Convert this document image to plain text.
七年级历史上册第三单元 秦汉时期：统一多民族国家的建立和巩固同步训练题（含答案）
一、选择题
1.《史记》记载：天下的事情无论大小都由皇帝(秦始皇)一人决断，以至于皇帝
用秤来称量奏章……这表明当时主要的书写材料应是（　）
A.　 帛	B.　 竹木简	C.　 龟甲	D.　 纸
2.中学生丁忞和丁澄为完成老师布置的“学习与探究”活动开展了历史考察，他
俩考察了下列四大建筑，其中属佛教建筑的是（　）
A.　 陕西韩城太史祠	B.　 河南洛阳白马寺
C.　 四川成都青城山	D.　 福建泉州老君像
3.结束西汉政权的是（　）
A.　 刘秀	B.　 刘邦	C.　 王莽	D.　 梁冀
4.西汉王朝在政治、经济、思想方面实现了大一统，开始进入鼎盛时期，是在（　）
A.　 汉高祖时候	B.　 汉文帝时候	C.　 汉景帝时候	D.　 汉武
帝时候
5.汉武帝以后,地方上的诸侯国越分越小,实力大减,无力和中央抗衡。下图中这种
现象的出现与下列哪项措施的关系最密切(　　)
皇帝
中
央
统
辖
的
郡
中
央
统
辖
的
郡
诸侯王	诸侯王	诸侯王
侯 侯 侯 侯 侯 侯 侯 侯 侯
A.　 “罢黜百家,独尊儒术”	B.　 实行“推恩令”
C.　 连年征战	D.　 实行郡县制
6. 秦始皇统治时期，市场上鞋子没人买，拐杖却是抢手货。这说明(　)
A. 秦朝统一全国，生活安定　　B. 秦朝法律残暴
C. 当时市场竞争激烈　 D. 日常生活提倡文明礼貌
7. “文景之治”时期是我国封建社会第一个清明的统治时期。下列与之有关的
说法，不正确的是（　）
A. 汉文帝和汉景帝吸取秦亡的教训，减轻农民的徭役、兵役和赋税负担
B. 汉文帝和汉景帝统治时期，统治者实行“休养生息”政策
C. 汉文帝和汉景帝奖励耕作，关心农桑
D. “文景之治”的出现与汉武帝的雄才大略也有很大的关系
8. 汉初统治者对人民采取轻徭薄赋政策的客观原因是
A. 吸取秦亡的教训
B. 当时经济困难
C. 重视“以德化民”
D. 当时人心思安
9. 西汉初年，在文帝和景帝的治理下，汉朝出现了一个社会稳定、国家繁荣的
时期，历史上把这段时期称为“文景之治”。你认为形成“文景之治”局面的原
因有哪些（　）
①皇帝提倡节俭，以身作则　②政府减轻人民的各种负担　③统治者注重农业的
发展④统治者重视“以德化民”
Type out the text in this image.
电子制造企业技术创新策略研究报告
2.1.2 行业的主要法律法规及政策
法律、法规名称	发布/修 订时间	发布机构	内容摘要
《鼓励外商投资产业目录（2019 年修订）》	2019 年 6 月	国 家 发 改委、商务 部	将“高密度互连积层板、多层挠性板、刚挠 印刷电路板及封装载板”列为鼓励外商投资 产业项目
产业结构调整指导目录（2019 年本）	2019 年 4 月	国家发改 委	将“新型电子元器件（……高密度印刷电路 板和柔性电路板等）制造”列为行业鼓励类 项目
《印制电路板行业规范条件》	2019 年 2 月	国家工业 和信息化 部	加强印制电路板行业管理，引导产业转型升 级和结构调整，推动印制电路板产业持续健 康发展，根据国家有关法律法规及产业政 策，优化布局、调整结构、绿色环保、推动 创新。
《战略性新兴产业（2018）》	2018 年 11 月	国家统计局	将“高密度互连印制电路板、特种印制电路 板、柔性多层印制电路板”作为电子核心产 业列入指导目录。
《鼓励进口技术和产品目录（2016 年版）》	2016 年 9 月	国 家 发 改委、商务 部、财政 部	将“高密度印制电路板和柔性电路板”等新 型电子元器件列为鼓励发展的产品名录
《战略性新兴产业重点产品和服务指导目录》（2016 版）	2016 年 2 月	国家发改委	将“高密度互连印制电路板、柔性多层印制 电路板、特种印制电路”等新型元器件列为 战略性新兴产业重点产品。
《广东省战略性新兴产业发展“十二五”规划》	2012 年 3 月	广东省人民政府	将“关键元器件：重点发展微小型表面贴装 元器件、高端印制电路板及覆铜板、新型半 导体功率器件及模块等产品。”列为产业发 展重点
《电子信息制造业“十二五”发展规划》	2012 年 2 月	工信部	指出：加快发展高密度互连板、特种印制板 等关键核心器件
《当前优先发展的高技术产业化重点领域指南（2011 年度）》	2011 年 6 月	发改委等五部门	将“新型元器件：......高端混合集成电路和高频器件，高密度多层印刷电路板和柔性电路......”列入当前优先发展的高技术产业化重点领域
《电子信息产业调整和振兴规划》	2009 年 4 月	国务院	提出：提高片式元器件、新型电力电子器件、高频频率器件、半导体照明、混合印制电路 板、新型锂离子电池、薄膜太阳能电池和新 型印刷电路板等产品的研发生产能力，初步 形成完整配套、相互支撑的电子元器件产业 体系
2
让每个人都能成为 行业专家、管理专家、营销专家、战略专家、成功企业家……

○ ○ ○ ○ ○

**OBJECTIVE**. Extract all of the data shown above and repeat it verbatim.

**REPLY TO THE TASK**.
Convert this document image to plain text.
七年级历史上册第三单元 秦汉时期：统一多民族国家的建立和巩固同步训练题（含答案）
一、选择题
1.《史记》记载：天下的事情无论大小都由皇帝(秦始皇)一人决断，以至于皇帝
用秤来称量奏章……这表明当时主要的书写材料应是（　）
A.　 帛	B.　 竹木简	C.　 龟甲	D.　 纸
2.中学生丁忞和丁澄为完成老师布置的“学习与探究”活动开展了历史考察，他
俩考察了下列四大建筑，其中属佛教建筑的是（　）
A.　 陕西韩城太史祠	B.　 河南洛阳白马寺
C.　 四川成都青城山	D.　 福建泉州老君像
3.结束西汉政权的是（　）
A.　 刘秀	B.　 刘邦	C.　 王莽	D.　 梁冀
4.西汉王朝在政治、经济、思想方面实现了大一统，开始进入鼎盛时期，是在（　）
A.　 汉高祖时候	B.　 汉文帝时候	C.　 汉景帝时候	D.　 汉武
帝时候
5.汉武帝以后,地方上的诸侯国越分越小,实力大减,无力和中央抗衡。下图中这种
现象的出现与下列哪项措施的关系最密切(　　)
皇帝
中
央
统
辖
的
郡
中
央
统
辖
的
郡
诸侯王	诸侯王	诸侯王
侯 侯 侯 侯 侯 侯 侯 侯 侯
A.　 “罢黜百家,独尊儒术”	B.　 实行“推恩令”
C.　 连年征战	D.　 实行郡县制
6. 秦始皇统治时期，市场上鞋子没人买，拐杖却是抢手货。这说明(　)
A. 秦朝统一全国，生活安定　　B. 秦朝法律残暴
C. 当时市场竞争激烈　 D. 日常生活提倡文明礼貌
7. “文景之治”时期是我国封建社会第一个清明的统治时期。下列与之有关的
说法，不正确的是（　）
A. 汉文帝和汉景帝吸取秦亡的教训，减轻农民的徭役、兵役和赋税负担
B. 汉文帝和汉景帝统治时期，统治者实行“休养生息”政策
C. 汉文帝和汉景帝奖励耕作，关心农桑
D. “文景之治”的出现与汉武帝的雄才大略也有很大的关系
8. 汉初统治者对人民采取轻徭薄赋政策的客观原因是
A. 吸取秦亡的教训
B. 当时经济困难
C. 重视“以德化民”
D. 当时人心思安
9. 西汉初年，在文帝和景帝的治理下，汉朝出现了一个社会稳定、国家繁荣的
时期，历史上把这段时期称为“文景之治”。你认为形成“文景之治”局面的原
因有哪些（　）
①皇帝提倡节俭，以身作则　②政府减轻人民的各种负担　③统治者注重农业的
发展④统治者重视“以德化民”
Type out the text in this image.
电子制造企业技术创新策略研究报告
2.1.2 行业的主要法律法规及政策
法律、法规名称	发布/修 订时间	发布机构	内容摘要
《鼓励外商投资产业目录（2019 年修订）》	2019 年 6 月	国 家 发 改委、商务 部	将“高密度互连积层板、多层挠性板、刚挠 印刷电路板及封装载板”列为鼓励外商投资 产业项目
产业结构调整指导目录（2019 年本）	2019 年 4 月	国家发改 委	将“新型电子元器件（……高密度印刷电路 板和柔性电路板等）制造”列为行业鼓励类 项目
《印制电路板行业规范条件》	2019 年 2 月	国家工业 和信息化 部	加强印制电路板行业管理，引导产业转型升 级和结构调整，推动印制电路板产业持续健 康发展，根据国家有关法律法规及产业政 策，优化布局、调整结构、绿色环保、推动 创新。
《战略性新兴产业（2018）》	2018 年 11 月	国家统计局	将“高密度互连印制电路板、特种印制电路 板、柔性多层印制电路板”作为电子核心产 业列入指导目录。
《鼓励进口技术和产品目录（2016 年版）》	2016 年 9 月	国 家 发 改委、商务 部、财政 部	将“高密度印制电路板和柔性电路板”等新 型电子元器件列为鼓励发展的产品名录
《战略性新兴产业重点产品和服务指导目录》（2016 版）	2016 年 2 月	国家发改委	将“高密度互连印制电路板、柔性多层印制 电路板、特种印制电路”等新型元器件列为 战略性新兴产业重点产品。
《广东省战略性新兴产业发展“十二五”规划》	2012 年 3 月	广东省人民政府	将“关键元器件：重点发展微小型表面贴装 元器件、高端印制电路板及覆铜板、新型半 导体功率器件及模块等产品。”列为产业发 展重点
《电子信息制造业“十二五”发展规划》	2012 年 2 月	工信部	指出：加快发展高密度互连板、特种印制板 等关键核心器件
《当前优先发展的高技术产业化重点领域指南（2011 年度）》	2011 年 6 月	发改委等五部门	将“新型元器件：......高端混合集成电路和高频器件，高密度多层印刷电路板和柔性电路......”列入当前优先发展的高技术产业化重点领域
《电子信息产业调整和振兴规划》	2009 年 4 月	国务院	提出：提高片式元器件、新型电力电子器件、高频频率器件、半导体照明、混合印制电路 板、新型锂离子电池、薄膜太阳能电池和新 型印刷电路板等产品的研发生产能力，初步 形成完整配套、相互支撑的电子元器件产业 体系
2
让每个人都能成为 行业专家、管理专家、营销专家、战略专家、成功企业家……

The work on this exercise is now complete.